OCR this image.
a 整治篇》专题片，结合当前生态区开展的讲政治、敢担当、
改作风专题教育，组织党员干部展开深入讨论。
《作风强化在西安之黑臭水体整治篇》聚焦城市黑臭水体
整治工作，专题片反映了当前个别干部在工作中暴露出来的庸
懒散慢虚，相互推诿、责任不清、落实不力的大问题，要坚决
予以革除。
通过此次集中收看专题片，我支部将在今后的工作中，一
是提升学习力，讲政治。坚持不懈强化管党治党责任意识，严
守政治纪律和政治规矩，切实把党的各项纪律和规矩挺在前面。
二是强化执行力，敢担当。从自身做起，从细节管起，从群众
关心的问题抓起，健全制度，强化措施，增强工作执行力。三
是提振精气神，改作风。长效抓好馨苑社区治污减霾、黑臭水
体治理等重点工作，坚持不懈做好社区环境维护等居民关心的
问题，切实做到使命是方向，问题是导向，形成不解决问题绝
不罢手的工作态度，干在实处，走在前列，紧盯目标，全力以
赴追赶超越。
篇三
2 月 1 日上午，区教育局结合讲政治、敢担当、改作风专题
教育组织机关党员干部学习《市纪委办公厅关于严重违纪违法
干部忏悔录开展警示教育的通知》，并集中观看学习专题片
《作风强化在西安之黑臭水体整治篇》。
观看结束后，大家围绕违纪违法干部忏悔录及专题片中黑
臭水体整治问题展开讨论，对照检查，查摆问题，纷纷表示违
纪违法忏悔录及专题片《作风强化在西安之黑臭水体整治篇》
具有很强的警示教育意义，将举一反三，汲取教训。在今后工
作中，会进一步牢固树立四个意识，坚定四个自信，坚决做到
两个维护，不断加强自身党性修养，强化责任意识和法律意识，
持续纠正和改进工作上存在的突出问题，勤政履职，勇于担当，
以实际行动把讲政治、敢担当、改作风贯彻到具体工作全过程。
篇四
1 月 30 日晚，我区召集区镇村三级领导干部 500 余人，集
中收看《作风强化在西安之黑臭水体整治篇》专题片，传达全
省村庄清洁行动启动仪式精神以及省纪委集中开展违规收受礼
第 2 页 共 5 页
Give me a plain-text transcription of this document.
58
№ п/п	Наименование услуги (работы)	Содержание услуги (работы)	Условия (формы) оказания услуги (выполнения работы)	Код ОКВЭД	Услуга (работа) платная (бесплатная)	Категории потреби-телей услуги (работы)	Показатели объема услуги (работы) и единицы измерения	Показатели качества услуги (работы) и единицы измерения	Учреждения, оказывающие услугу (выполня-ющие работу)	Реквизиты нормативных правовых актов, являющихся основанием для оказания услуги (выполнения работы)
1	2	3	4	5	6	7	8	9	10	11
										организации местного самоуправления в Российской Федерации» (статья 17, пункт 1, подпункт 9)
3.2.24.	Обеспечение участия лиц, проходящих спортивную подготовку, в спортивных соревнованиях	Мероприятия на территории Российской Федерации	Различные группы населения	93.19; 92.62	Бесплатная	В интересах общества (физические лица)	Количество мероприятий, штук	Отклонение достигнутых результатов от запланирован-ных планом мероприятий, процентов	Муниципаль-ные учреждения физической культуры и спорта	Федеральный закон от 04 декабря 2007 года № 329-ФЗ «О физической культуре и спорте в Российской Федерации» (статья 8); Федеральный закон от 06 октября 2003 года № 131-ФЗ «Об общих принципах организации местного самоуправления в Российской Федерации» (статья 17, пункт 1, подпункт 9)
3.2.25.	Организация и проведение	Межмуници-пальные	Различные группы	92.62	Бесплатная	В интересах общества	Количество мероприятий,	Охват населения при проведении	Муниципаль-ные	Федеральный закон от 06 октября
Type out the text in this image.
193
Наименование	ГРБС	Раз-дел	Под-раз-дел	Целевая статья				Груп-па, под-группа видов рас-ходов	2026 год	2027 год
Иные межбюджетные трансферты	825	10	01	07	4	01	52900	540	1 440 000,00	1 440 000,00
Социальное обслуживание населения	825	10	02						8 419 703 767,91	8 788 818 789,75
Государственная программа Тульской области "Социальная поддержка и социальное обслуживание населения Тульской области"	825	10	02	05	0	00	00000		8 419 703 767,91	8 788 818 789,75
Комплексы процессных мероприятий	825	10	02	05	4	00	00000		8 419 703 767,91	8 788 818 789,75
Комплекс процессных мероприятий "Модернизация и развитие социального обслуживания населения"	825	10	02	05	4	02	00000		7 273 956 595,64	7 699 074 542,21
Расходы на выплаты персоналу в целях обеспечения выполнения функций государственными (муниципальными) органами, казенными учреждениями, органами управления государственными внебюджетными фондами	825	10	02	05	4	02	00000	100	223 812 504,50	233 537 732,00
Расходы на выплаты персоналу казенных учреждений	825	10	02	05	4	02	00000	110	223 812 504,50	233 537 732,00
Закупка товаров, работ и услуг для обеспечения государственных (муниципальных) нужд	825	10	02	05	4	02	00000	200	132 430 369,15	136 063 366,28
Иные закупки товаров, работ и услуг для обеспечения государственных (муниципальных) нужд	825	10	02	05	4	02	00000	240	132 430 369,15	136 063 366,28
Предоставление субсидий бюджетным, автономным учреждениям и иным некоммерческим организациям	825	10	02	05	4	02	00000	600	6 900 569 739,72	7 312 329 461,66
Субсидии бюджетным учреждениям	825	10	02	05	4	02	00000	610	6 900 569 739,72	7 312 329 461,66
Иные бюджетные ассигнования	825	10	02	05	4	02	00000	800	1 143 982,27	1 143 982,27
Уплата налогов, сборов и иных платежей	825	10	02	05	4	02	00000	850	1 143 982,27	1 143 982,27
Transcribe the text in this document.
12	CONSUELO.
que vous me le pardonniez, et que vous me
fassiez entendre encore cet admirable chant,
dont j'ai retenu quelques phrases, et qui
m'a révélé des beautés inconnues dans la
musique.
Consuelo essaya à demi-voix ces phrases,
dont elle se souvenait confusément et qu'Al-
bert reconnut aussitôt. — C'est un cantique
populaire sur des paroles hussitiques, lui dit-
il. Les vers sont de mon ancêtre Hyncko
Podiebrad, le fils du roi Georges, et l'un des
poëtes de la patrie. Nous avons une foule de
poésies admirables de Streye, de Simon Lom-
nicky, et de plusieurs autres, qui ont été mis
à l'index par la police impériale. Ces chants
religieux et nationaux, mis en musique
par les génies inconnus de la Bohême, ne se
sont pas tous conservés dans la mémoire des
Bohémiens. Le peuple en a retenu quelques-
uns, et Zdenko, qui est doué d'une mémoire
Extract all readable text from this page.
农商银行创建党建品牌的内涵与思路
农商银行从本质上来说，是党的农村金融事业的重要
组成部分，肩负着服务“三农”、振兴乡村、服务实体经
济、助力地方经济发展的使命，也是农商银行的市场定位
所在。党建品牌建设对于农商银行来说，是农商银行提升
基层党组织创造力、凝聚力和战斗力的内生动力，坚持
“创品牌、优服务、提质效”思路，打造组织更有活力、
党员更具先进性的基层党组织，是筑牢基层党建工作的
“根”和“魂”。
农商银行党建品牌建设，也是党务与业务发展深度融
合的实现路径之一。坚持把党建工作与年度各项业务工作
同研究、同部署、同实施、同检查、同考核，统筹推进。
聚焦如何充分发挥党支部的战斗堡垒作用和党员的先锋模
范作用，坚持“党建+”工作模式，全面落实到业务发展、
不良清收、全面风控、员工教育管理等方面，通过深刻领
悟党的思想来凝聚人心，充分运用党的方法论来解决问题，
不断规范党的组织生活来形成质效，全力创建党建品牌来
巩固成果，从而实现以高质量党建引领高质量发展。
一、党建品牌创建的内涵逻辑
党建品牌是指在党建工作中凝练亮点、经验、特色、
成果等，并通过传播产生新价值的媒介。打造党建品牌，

----

Your task is to gather all lines from the entries above that hold the word "phrases".

dont j'ai retenu quelques phrases, et qui
Consuelo essaya à demi-voix ces phrases,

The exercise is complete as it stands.